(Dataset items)
/---

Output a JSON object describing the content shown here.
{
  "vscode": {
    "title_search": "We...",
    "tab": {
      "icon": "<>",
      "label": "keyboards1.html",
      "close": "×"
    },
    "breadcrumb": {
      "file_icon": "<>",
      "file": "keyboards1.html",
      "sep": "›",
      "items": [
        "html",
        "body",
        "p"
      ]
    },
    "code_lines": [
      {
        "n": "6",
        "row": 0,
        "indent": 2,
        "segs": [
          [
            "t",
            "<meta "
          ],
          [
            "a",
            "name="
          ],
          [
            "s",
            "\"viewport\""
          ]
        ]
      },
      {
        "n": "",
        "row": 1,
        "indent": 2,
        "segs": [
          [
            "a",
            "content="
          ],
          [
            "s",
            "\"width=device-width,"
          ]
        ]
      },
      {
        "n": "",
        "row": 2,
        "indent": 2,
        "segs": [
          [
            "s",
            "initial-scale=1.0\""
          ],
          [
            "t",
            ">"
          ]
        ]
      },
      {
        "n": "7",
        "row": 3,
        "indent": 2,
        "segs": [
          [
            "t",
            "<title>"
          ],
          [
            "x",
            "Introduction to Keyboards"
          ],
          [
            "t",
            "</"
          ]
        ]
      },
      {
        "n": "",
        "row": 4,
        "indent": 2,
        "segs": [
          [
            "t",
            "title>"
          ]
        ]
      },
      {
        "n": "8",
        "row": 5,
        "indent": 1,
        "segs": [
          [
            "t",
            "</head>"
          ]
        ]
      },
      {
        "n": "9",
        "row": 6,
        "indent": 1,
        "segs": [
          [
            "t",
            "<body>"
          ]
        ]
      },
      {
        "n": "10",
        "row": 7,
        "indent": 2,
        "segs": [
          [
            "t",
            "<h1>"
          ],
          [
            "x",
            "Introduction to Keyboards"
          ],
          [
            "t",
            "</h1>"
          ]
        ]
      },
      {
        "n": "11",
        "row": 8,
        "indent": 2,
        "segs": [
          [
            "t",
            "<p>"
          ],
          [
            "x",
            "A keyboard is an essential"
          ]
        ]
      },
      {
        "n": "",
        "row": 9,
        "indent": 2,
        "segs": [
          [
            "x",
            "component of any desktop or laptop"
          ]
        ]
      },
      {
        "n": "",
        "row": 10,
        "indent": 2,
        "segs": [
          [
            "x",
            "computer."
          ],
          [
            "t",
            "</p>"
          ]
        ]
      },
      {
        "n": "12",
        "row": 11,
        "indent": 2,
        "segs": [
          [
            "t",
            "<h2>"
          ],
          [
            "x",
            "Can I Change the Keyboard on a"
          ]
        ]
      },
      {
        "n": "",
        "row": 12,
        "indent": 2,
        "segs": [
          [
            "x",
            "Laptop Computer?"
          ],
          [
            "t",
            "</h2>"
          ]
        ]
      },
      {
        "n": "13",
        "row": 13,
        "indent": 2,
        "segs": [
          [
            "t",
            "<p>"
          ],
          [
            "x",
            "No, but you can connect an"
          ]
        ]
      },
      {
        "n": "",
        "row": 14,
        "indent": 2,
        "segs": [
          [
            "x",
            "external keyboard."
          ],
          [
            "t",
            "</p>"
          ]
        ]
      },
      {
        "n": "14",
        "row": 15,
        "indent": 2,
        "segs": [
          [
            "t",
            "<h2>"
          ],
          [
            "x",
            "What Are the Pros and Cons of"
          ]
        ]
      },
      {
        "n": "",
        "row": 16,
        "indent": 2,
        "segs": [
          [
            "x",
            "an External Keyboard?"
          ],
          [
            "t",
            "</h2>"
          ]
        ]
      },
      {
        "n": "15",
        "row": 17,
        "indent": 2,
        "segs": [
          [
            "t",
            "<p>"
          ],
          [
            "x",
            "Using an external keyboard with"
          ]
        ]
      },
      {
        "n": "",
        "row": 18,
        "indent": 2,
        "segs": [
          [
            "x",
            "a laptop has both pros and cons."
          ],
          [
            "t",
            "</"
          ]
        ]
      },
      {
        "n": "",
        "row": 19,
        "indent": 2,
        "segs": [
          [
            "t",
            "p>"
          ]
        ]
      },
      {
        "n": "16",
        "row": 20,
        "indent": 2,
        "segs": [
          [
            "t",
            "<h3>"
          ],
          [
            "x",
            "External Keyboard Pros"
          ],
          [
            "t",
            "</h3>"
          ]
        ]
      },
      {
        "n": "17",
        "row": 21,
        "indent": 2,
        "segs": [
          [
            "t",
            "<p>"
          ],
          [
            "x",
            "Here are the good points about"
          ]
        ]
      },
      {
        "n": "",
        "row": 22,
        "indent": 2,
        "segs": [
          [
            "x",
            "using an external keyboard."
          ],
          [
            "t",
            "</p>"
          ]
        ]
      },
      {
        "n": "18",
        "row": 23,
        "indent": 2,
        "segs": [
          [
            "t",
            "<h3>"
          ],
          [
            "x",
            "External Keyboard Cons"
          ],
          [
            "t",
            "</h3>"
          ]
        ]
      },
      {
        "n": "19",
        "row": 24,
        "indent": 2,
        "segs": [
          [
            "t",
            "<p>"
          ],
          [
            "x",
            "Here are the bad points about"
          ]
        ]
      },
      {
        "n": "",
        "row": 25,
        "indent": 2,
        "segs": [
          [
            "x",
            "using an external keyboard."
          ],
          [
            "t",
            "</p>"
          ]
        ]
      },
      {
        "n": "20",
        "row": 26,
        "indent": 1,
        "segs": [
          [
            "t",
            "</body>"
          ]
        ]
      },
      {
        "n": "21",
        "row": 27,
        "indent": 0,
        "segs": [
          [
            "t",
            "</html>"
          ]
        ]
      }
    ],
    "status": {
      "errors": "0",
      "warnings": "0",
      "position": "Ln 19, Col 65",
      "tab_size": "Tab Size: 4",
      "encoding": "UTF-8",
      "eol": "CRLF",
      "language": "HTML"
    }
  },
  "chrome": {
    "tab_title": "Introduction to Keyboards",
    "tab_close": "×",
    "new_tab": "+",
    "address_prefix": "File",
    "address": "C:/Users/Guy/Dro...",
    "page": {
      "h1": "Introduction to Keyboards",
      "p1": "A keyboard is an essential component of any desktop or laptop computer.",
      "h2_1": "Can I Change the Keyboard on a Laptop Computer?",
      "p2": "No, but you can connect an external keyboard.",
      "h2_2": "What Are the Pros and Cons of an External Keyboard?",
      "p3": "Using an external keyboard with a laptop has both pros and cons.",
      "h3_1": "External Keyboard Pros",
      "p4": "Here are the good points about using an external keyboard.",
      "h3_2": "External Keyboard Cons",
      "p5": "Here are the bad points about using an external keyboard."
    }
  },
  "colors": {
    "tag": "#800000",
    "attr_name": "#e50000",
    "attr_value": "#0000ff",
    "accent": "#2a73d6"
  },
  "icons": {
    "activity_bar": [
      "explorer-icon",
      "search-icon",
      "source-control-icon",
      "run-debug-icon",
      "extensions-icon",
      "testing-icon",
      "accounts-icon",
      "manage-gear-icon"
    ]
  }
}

\---

What the task asks.
Give the records above again, word for word.

Correct output.
Output a JSON object describing the content shown here.
{
  "vscode": {
    "title_search": "We...",
    "tab": {
      "icon": "<>",
      "label": "keyboards1.html",
      "close": "×"
    },
    "breadcrumb": {
      "file_icon": "<>",
      "file": "keyboards1.html",
      "sep": "›",
      "items": [
        "html",
        "body",
        "p"
      ]
    },
    "code_lines": [
      {
        "n": "6",
        "row": 0,
        "indent": 2,
        "segs": [
          [
            "t",
            "<meta "
          ],
          [
            "a",
            "name="
          ],
          [
            "s",
            "\"viewport\""
          ]
        ]
      },
      {
        "n": "",
        "row": 1,
        "indent": 2,
        "segs": [
          [
            "a",
            "content="
          ],
          [
            "s",
            "\"width=device-width,"
          ]
        ]
      },
      {
        "n": "",
        "row": 2,
        "indent": 2,
        "segs": [
          [
            "s",
            "initial-scale=1.0\""
          ],
          [
            "t",
            ">"
          ]
        ]
      },
      {
        "n": "7",
        "row": 3,
        "indent": 2,
        "segs": [
          [
            "t",
            "<title>"
          ],
          [
            "x",
            "Introduction to Keyboards"
          ],
          [
            "t",
            "</"
          ]
        ]
      },
      {
        "n": "",
        "row": 4,
        "indent": 2,
        "segs": [
          [
            "t",
            "title>"
          ]
        ]
      },
      {
        "n": "8",
        "row": 5,
        "indent": 1,
        "segs": [
          [
            "t",
            "</head>"
          ]
        ]
      },
      {
        "n": "9",
        "row": 6,
        "indent": 1,
        "segs": [
          [
            "t",
            "<body>"
          ]
        ]
      },
      {
        "n": "10",
        "row": 7,
        "indent": 2,
        "segs": [
          [
            "t",
            "<h1>"
          ],
          [
            "x",
            "Introduction to Keyboards"
          ],
          [
            "t",
            "</h1>"
          ]
        ]
      },
      {
        "n": "11",
        "row": 8,
        "indent": 2,
        "segs": [
          [
            "t",
            "<p>"
          ],
          [
            "x",
            "A keyboard is an essential"
          ]
        ]
      },
      {
        "n": "",
        "row": 9,
        "indent": 2,
        "segs": [
          [
            "x",
            "component of any desktop or laptop"
          ]
        ]
      },
      {
        "n": "",
        "row": 10,
        "indent": 2,
        "segs": [
          [
            "x",
            "computer."
          ],
          [
            "t",
            "</p>"
          ]
        ]
      },
      {
        "n": "12",
        "row": 11,
        "indent": 2,
        "segs": [
          [
            "t",
            "<h2>"
          ],
          [
            "x",
            "Can I Change the Keyboard on a"
          ]
        ]
      },
      {
        "n": "",
        "row": 12,
        "indent": 2,
        "segs": [
          [
            "x",
            "Laptop Computer?"
          ],
          [
            "t",
            "</h2>"
          ]
        ]
      },
      {
        "n": "13",
        "row": 13,
        "indent": 2,
        "segs": [
          [
            "t",
            "<p>"
          ],
          [
            "x",
            "No, but you can connect an"
          ]
        ]
      },
      {
        "n": "",
        "row": 14,
        "indent": 2,
        "segs": [
          [
            "x",
            "external keyboard."
          ],
          [
            "t",
            "</p>"
          ]
        ]
      },
      {
        "n": "14",
        "row": 15,
        "indent": 2,
        "segs": [
          [
            "t",
            "<h2>"
          ],
          [
            "x",
            "What Are the Pros and Cons of"
          ]
        ]
      },
      {
        "n": "",
        "row": 16,
        "indent": 2,
        "segs": [
          [
            "x",
            "an External Keyboard?"
          ],
          [
            "t",
            "</h2>"
          ]
        ]
      },
      {
        "n": "15",
        "row": 17,
        "indent": 2,
        "segs": [
          [
            "t",
            "<p>"
          ],
          [
            "x",
            "Using an external keyboard with"
          ]
        ]
      },
      {
        "n": "",
        "row": 18,
        "indent": 2,
        "segs": [
          [
            "x",
            "a laptop has both pros and cons."
          ],
          [
            "t",
            "</"
          ]
        ]
      },
      {
        "n": "",
        "row": 19,
        "indent": 2,
        "segs": [
          [
            "t",
            "p>"
          ]
        ]
      },
      {
        "n": "16",
        "row": 20,
        "indent": 2,
        "segs": [
          [
            "t",
            "<h3>"
          ],
          [
            "x",
            "External Keyboard Pros"
          ],
          [
            "t",
            "</h3>"
          ]
        ]
      },
      {
        "n": "17",
        "row": 21,
        "indent": 2,
        "segs": [
          [
            "t",
            "<p>"
          ],
          [
            "x",
            "Here are the good points about"
          ]
        ]
      },
      {
        "n": "",
        "row": 22,
        "indent": 2,
        "segs": [
          [
            "x",
            "using an external keyboard."
          ],
          [
            "t",
            "</p>"
          ]
        ]
      },
      {
        "n": "18",
        "row": 23,
        "indent": 2,
        "segs": [
          [
            "t",
            "<h3>"
          ],
          [
            "x",
            "External Keyboard Cons"
          ],
          [
            "t",
            "</h3>"
          ]
        ]
      },
      {
        "n": "19",
        "row": 24,
        "indent": 2,
        "segs": [
          [
            "t",
            "<p>"
          ],
          [
            "x",
            "Here are the bad points about"
          ]
        ]
      },
      {
        "n": "",
        "row": 25,
        "indent": 2,
        "segs": [
          [
            "x",
            "using an external keyboard."
          ],
          [
            "t",
            "</p>"
          ]
        ]
      },
      {
        "n": "20",
        "row": 26,
        "indent": 1,
        "segs": [
          [
            "t",
            "</body>"
          ]
        ]
      },
      {
        "n": "21",
        "row": 27,
        "indent": 0,
        "segs": [
          [
            "t",
            "</html>"
          ]
        ]
      }
    ],
    "status": {
      "errors": "0",
      "warnings": "0",
      "position": "Ln 19, Col 65",
      "tab_size": "Tab Size: 4",
      "encoding": "UTF-8",
      "eol": "CRLF",
      "language": "HTML"
    }
  },
  "chrome": {
    "tab_title": "Introduction to Keyboards",
    "tab_close": "×",
    "new_tab": "+",
    "address_prefix": "File",
    "address": "C:/Users/Guy/Dro...",
    "page": {
      "h1": "Introduction to Keyboards",
      "p1": "A keyboard is an essential component of any desktop or laptop computer.",
      "h2_1": "Can I Change the Keyboard on a Laptop Computer?",
      "p2": "No, but you can connect an external keyboard.",
      "h2_2": "What Are the Pros and Cons of an External Keyboard?",
      "p3": "Using an external keyboard with a laptop has both pros and cons.",
      "h3_1": "External Keyboard Pros",
      "p4": "Here are the good points about using an external keyboard.",
      "h3_2": "External Keyboard Cons",
      "p5": "Here are the bad points about using an external keyboard."
    }
  },
  "colors": {
    "tag": "#800000",
    "attr_name": "#e50000",
    "attr_value": "#0000ff",
    "accent": "#2a73d6"
  },
  "icons": {
    "activity_bar": [
      "explorer-icon",
      "search-icon",
      "source-control-icon",
      "run-debug-icon",
      "extensions-icon",
      "testing-icon",
      "accounts-icon",
      "manage-gear-icon"
    ]
  }
}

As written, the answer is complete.